Collection entries:
--- start ---
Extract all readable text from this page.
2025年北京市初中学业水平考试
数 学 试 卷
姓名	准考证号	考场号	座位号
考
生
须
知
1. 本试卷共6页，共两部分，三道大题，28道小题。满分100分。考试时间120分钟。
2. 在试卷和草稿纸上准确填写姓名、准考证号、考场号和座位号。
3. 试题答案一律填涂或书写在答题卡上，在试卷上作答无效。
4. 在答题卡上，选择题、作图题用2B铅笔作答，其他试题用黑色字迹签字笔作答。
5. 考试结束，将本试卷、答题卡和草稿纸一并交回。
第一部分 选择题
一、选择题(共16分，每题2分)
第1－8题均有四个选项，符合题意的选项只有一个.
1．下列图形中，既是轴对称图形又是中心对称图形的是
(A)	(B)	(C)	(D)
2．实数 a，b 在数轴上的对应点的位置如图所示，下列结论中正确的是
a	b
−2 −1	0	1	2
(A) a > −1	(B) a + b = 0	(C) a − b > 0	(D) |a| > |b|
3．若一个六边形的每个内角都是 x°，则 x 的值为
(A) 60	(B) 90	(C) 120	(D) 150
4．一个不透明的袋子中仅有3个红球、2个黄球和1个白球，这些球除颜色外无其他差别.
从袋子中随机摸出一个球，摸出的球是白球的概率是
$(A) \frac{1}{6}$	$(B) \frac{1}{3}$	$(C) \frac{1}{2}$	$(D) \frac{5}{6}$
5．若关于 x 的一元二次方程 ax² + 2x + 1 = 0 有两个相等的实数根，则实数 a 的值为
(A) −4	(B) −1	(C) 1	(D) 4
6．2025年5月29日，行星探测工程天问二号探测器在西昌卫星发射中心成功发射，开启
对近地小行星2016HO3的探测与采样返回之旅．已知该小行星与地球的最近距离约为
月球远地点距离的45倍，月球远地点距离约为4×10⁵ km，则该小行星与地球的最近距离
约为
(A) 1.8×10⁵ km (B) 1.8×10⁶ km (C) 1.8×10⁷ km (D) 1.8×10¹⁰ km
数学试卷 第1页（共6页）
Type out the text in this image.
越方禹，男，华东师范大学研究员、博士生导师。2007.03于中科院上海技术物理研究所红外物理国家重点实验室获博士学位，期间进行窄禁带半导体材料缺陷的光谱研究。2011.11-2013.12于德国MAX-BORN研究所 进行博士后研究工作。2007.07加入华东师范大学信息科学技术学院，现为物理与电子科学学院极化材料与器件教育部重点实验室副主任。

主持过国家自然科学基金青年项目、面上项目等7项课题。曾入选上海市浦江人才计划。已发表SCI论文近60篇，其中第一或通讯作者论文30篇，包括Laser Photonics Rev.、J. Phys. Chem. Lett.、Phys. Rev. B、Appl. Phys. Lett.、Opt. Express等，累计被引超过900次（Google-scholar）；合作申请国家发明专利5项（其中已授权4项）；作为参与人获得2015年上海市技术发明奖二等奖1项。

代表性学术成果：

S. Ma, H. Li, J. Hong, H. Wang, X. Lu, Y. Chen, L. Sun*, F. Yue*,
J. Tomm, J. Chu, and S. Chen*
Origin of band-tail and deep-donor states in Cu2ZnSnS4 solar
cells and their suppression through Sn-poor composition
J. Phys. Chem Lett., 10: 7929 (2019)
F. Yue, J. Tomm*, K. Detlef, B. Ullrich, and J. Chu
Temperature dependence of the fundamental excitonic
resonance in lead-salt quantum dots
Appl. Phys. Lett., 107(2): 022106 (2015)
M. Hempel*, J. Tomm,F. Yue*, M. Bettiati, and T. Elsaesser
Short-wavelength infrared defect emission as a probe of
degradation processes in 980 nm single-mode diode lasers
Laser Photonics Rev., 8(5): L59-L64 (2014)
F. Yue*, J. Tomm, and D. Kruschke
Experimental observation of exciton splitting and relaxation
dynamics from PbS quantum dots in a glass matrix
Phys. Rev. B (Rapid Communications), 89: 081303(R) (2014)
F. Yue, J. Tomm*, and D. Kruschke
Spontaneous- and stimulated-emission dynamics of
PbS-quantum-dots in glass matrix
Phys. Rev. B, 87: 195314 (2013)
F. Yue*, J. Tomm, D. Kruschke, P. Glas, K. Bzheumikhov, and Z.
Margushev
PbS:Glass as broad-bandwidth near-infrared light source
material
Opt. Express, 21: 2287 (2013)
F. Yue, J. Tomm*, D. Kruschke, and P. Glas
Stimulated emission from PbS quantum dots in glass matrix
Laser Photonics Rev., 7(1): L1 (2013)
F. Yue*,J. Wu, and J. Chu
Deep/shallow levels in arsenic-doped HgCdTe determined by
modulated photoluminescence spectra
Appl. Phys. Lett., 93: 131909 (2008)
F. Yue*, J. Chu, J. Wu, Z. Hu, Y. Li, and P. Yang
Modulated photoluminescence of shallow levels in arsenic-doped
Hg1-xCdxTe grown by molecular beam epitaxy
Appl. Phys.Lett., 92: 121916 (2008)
--- end ---
YOUR INSTRUCTIONS: Hand back the material above in full, exactly as written.

RESULT OF THE EXERCISE:
Extract all readable text from this page.
2025年北京市初中学业水平考试
数 学 试 卷
姓名	准考证号	考场号	座位号
考
生
须
知
1. 本试卷共6页，共两部分，三道大题，28道小题。满分100分。考试时间120分钟。
2. 在试卷和草稿纸上准确填写姓名、准考证号、考场号和座位号。
3. 试题答案一律填涂或书写在答题卡上，在试卷上作答无效。
4. 在答题卡上，选择题、作图题用2B铅笔作答，其他试题用黑色字迹签字笔作答。
5. 考试结束，将本试卷、答题卡和草稿纸一并交回。
第一部分 选择题
一、选择题(共16分，每题2分)
第1－8题均有四个选项，符合题意的选项只有一个.
1．下列图形中，既是轴对称图形又是中心对称图形的是
(A)	(B)	(C)	(D)
2．实数 a，b 在数轴上的对应点的位置如图所示，下列结论中正确的是
a	b
−2 −1	0	1	2
(A) a > −1	(B) a + b = 0	(C) a − b > 0	(D) |a| > |b|
3．若一个六边形的每个内角都是 x°，则 x 的值为
(A) 60	(B) 90	(C) 120	(D) 150
4．一个不透明的袋子中仅有3个红球、2个黄球和1个白球，这些球除颜色外无其他差别.
从袋子中随机摸出一个球，摸出的球是白球的概率是
$(A) \frac{1}{6}$	$(B) \frac{1}{3}$	$(C) \frac{1}{2}$	$(D) \frac{5}{6}$
5．若关于 x 的一元二次方程 ax² + 2x + 1 = 0 有两个相等的实数根，则实数 a 的值为
(A) −4	(B) −1	(C) 1	(D) 4
6．2025年5月29日，行星探测工程天问二号探测器在西昌卫星发射中心成功发射，开启
对近地小行星2016HO3的探测与采样返回之旅．已知该小行星与地球的最近距离约为
月球远地点距离的45倍，月球远地点距离约为4×10⁵ km，则该小行星与地球的最近距离
约为
(A) 1.8×10⁵ km (B) 1.8×10⁶ km (C) 1.8×10⁷ km (D) 1.8×10¹⁰ km
数学试卷 第1页（共6页）
Type out the text in this image.
越方禹，男，华东师范大学研究员、博士生导师。2007.03于中科院上海技术物理研究所红外物理国家重点实验室获博士学位，期间进行窄禁带半导体材料缺陷的光谱研究。2011.11-2013.12于德国MAX-BORN研究所 进行博士后研究工作。2007.07加入华东师范大学信息科学技术学院，现为物理与电子科学学院极化材料与器件教育部重点实验室副主任。

主持过国家自然科学基金青年项目、面上项目等7项课题。曾入选上海市浦江人才计划。已发表SCI论文近60篇，其中第一或通讯作者论文30篇，包括Laser Photonics Rev.、J. Phys. Chem. Lett.、Phys. Rev. B、Appl. Phys. Lett.、Opt. Express等，累计被引超过900次（Google-scholar）；合作申请国家发明专利5项（其中已授权4项）；作为参与人获得2015年上海市技术发明奖二等奖1项。

代表性学术成果：

S. Ma, H. Li, J. Hong, H. Wang, X. Lu, Y. Chen, L. Sun*, F. Yue*,
J. Tomm, J. Chu, and S. Chen*
Origin of band-tail and deep-donor states in Cu2ZnSnS4 solar
cells and their suppression through Sn-poor composition
J. Phys. Chem Lett., 10: 7929 (2019)
F. Yue, J. Tomm*, K. Detlef, B. Ullrich, and J. Chu
Temperature dependence of the fundamental excitonic
resonance in lead-salt quantum dots
Appl. Phys. Lett., 107(2): 022106 (2015)
M. Hempel*, J. Tomm,F. Yue*, M. Bettiati, and T. Elsaesser
Short-wavelength infrared defect emission as a probe of
degradation processes in 980 nm single-mode diode lasers
Laser Photonics Rev., 8(5): L59-L64 (2014)
F. Yue*, J. Tomm, and D. Kruschke
Experimental observation of exciton splitting and relaxation
dynamics from PbS quantum dots in a glass matrix
Phys. Rev. B (Rapid Communications), 89: 081303(R) (2014)
F. Yue, J. Tomm*, and D. Kruschke
Spontaneous- and stimulated-emission dynamics of
PbS-quantum-dots in glass matrix
Phys. Rev. B, 87: 195314 (2013)
F. Yue*, J. Tomm, D. Kruschke, P. Glas, K. Bzheumikhov, and Z.
Margushev
PbS:Glass as broad-bandwidth near-infrared light source
material
Opt. Express, 21: 2287 (2013)
F. Yue, J. Tomm*, D. Kruschke, and P. Glas
Stimulated emission from PbS quantum dots in glass matrix
Laser Photonics Rev., 7(1): L1 (2013)
F. Yue*,J. Wu, and J. Chu
Deep/shallow levels in arsenic-doped HgCdTe determined by
modulated photoluminescence spectra
Appl. Phys. Lett., 93: 131909 (2008)
F. Yue*, J. Chu, J. Wu, Z. Hu, Y. Li, and P. Yang
Modulated photoluminescence of shallow levels in arsenic-doped
Hg1-xCdxTe grown by molecular beam epitaxy
Appl. Phys.Lett., 92: 121916 (2008)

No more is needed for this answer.